WHAT IS REQUIRED =
Below are records. Count every line containing the word "tegeltjes" and give the number alone.

Data excerpts =
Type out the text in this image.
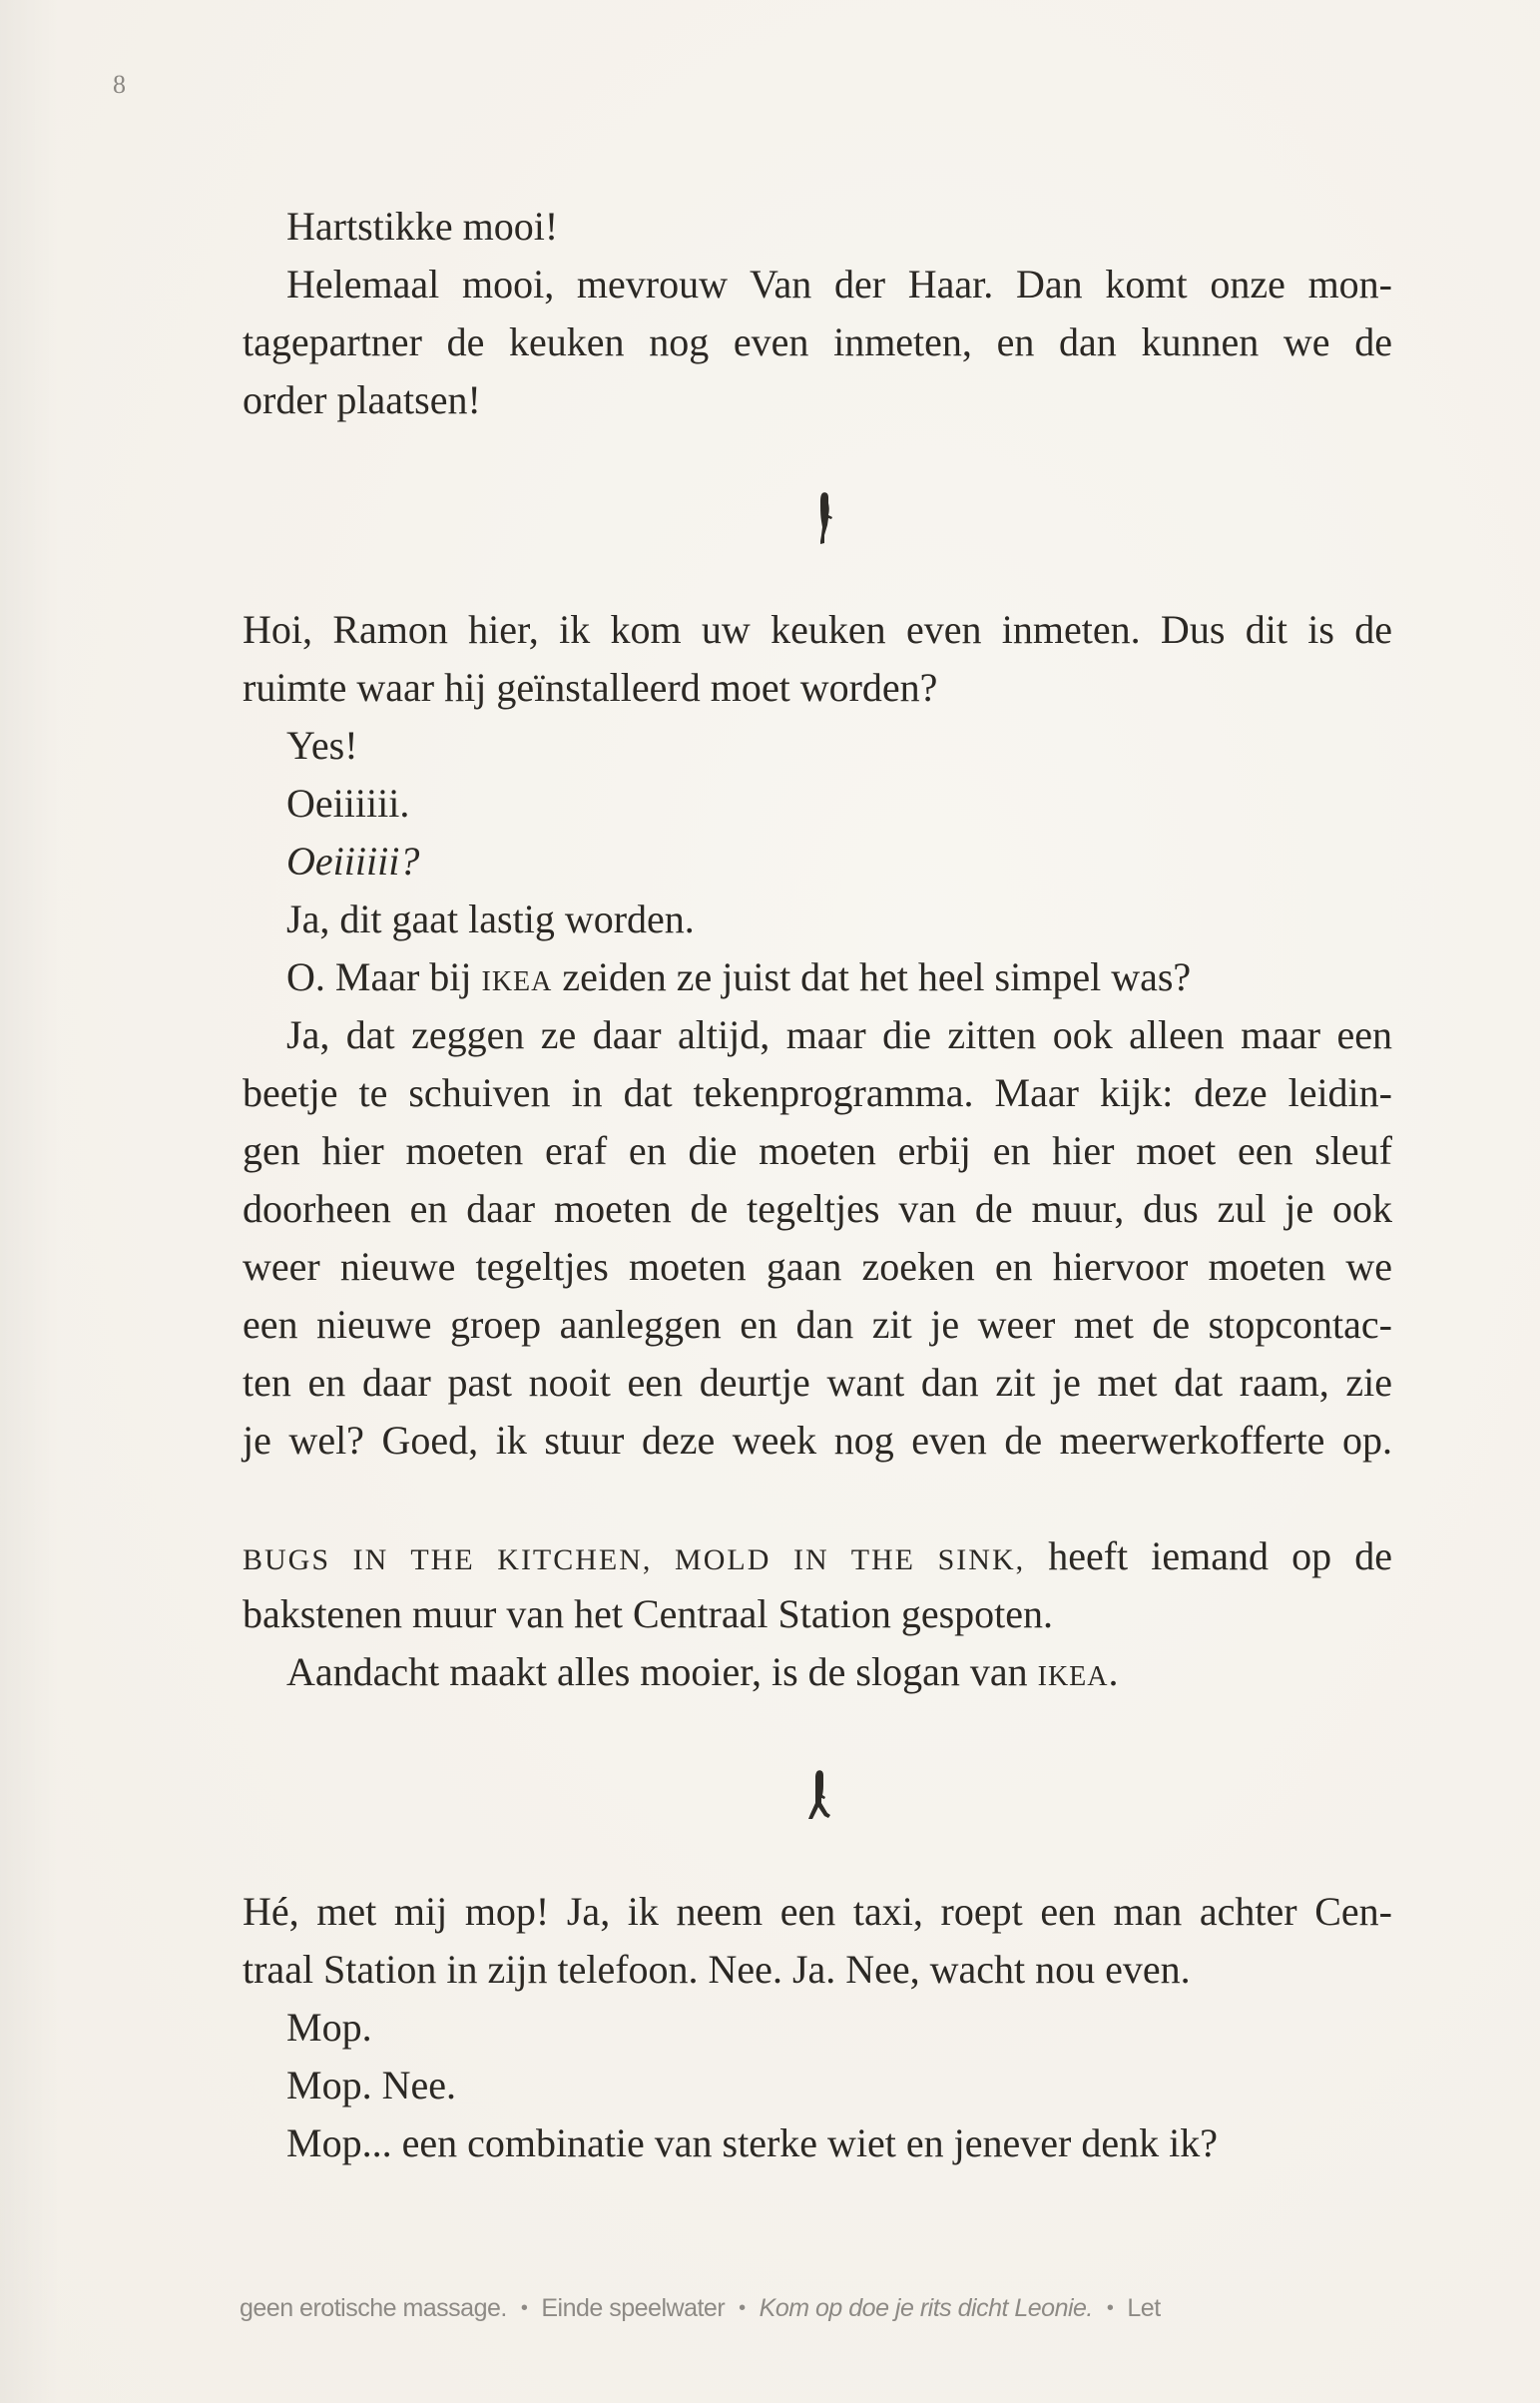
8
Hartstikke mooi!
Helemaal mooi, mevrouw Van der Haar. Dan komt onze mon-
tagepartner de keuken nog even inmeten, en dan kunnen we de
order plaatsen!
Hoi, Ramon hier, ik kom uw keuken even inmeten. Dus dit is de
ruimte waar hij geïnstalleerd moet worden?
Yes!
Oeiiiiii.
Oeiiiiii?
Ja, dit gaat lastig worden.
O. Maar bij ikea zeiden ze juist dat het heel simpel was?
Ja, dat zeggen ze daar altijd, maar die zitten ook alleen maar een
beetje te schuiven in dat tekenprogramma. Maar kijk: deze leidin-
gen hier moeten eraf en die moeten erbij en hier moet een sleuf
doorheen en daar moeten de tegeltjes van de muur, dus zul je ook
weer nieuwe tegeltjes moeten gaan zoeken en hiervoor moeten we
een nieuwe groep aanleggen en dan zit je weer met de stopcontac-
ten en daar past nooit een deurtje want dan zit je met dat raam, zie
je wel? Goed, ik stuur deze week nog even de meerwerkofferte op.
BUGS IN THE KITCHEN, MOLD IN THE SINK, heeft iemand op de
bakstenen muur van het Centraal Station gespoten.
Aandacht maakt alles mooier, is de slogan van ikea.
Hé, met mij mop! Ja, ik neem een taxi, roept een man achter Cen-
traal Station in zijn telefoon. Nee. Ja. Nee, wacht nou even.
Mop.
Mop. Nee.
Mop... een combinatie van sterke wiet en jenever denk ik?
geen erotische massage. • Einde speelwater • Kom op doe je rits dicht Leonie. • Let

TASK SOLUTION =
2